Select every line holding the word "structure" and copy it.

%%

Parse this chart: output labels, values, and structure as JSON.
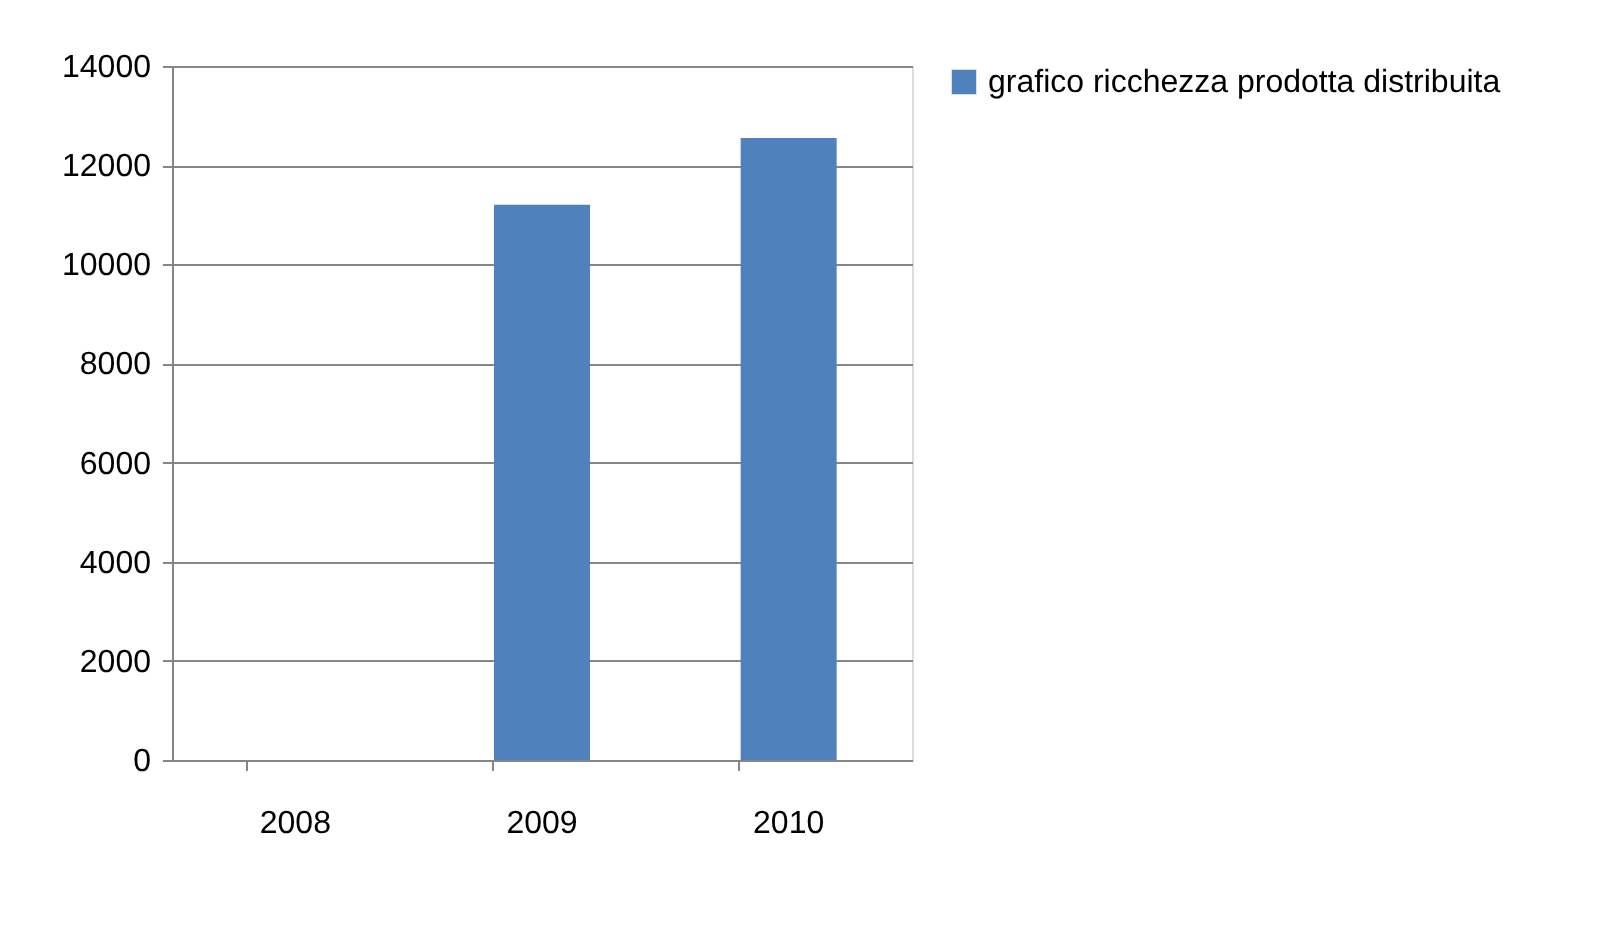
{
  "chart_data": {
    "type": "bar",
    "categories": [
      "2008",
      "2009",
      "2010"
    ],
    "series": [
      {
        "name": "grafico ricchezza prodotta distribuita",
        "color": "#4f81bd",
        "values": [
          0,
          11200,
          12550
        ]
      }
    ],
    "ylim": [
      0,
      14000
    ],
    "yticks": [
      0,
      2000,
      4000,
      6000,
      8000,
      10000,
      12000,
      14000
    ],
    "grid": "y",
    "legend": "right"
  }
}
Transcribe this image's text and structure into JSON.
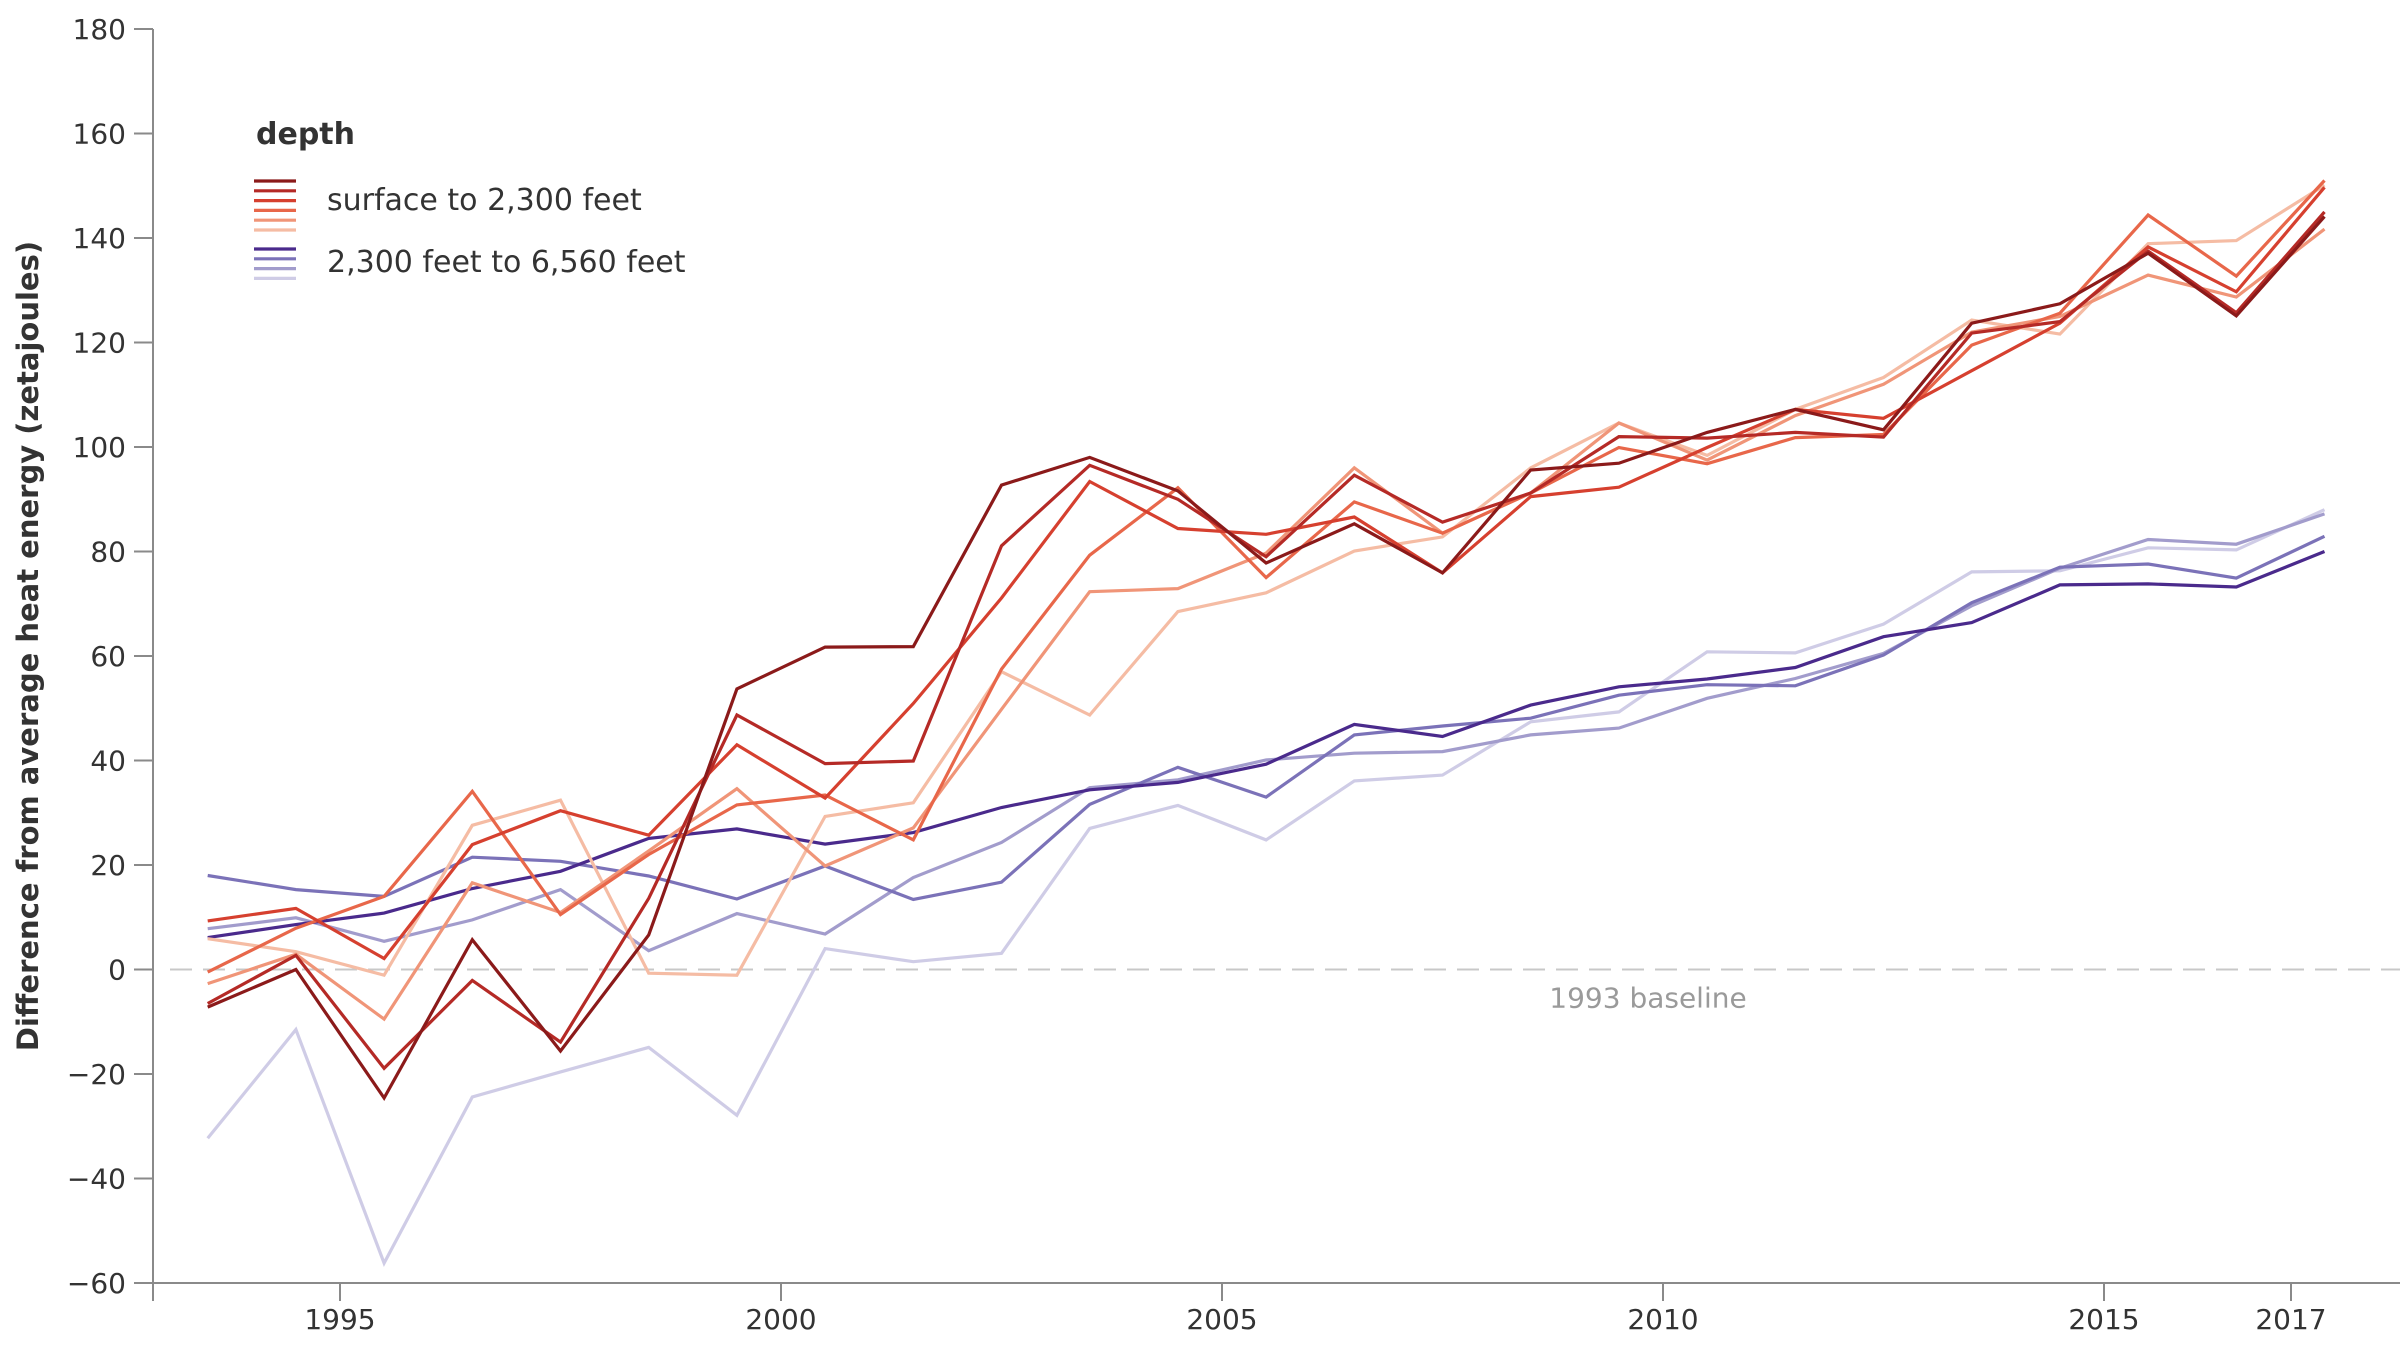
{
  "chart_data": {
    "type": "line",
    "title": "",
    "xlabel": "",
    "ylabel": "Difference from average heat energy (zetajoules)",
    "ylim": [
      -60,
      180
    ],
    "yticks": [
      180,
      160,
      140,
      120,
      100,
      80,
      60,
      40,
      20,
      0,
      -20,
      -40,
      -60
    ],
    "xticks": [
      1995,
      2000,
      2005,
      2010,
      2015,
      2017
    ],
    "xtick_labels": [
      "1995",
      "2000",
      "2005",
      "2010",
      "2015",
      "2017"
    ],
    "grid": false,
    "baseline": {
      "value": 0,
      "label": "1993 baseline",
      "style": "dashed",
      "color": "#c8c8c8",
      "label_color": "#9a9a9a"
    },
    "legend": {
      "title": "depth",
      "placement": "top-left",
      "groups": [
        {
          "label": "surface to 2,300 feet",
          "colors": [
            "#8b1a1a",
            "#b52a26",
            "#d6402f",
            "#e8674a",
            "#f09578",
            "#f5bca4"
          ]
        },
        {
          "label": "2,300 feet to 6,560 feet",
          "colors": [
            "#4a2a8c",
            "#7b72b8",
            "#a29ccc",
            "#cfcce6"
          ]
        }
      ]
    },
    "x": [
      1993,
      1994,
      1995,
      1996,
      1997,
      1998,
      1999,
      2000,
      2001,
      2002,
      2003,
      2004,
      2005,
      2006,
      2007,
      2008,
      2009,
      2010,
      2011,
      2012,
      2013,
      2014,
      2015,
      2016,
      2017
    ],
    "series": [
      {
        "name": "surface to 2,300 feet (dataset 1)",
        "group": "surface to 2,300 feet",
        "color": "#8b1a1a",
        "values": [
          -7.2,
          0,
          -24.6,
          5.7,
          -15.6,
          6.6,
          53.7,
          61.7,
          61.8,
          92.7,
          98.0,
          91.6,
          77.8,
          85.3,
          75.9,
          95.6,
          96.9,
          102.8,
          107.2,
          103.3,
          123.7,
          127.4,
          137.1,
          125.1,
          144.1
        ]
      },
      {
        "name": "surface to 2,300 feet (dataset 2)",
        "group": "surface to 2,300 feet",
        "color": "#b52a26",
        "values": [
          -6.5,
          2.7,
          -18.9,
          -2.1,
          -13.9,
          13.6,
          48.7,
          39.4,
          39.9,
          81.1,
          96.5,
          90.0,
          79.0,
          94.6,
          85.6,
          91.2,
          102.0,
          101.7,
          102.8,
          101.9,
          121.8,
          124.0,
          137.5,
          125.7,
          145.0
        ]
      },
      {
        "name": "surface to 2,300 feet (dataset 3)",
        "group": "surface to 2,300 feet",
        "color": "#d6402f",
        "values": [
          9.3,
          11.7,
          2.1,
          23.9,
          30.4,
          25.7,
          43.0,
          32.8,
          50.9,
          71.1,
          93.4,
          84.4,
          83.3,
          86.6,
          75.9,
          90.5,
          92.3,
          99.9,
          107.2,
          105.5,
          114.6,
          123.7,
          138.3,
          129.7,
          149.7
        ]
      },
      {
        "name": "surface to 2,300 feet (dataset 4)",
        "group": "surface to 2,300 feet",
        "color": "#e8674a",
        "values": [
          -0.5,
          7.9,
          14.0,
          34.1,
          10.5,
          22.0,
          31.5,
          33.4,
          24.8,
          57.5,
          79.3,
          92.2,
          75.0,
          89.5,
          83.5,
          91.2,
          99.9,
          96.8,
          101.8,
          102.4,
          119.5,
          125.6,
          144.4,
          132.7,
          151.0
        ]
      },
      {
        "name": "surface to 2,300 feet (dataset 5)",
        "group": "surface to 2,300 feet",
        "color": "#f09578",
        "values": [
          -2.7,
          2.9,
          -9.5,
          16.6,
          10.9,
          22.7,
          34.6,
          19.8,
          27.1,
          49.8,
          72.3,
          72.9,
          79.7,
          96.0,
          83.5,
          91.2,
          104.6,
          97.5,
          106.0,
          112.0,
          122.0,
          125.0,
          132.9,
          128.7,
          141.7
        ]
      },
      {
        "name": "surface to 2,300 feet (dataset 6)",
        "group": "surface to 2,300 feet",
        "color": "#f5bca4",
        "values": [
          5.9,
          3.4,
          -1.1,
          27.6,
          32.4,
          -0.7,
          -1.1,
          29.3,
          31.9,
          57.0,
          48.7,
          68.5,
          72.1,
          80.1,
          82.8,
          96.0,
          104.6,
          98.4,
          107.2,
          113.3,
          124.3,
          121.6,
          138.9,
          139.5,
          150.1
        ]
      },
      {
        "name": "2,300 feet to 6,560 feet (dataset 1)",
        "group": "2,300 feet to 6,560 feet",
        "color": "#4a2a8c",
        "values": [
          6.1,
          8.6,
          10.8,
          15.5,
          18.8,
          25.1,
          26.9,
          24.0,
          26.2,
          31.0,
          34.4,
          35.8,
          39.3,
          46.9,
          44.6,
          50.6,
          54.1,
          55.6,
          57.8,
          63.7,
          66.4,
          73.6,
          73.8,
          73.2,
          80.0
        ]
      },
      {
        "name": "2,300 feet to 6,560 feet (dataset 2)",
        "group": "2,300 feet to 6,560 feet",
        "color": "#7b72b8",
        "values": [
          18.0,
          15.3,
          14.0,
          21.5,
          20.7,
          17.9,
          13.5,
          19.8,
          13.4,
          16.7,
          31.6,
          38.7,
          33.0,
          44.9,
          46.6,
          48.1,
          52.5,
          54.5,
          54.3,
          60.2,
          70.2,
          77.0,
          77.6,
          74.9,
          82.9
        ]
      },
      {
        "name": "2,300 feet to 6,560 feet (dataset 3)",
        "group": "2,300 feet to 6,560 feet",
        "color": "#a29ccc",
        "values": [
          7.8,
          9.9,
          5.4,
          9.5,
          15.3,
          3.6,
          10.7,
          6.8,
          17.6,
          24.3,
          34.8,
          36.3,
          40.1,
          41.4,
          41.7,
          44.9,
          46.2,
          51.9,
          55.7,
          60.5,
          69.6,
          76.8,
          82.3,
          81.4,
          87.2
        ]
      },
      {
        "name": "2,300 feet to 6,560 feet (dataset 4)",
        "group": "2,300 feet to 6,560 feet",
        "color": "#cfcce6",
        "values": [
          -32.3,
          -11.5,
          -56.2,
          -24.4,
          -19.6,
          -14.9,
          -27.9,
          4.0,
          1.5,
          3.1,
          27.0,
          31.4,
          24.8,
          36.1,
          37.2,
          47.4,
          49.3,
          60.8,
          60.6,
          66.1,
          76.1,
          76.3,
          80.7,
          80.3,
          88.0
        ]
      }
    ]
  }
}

%%

__Exercise result__
Parse this chart: output labels, values, and structure as JSON.
Transcribe this image's text and structure into JSON.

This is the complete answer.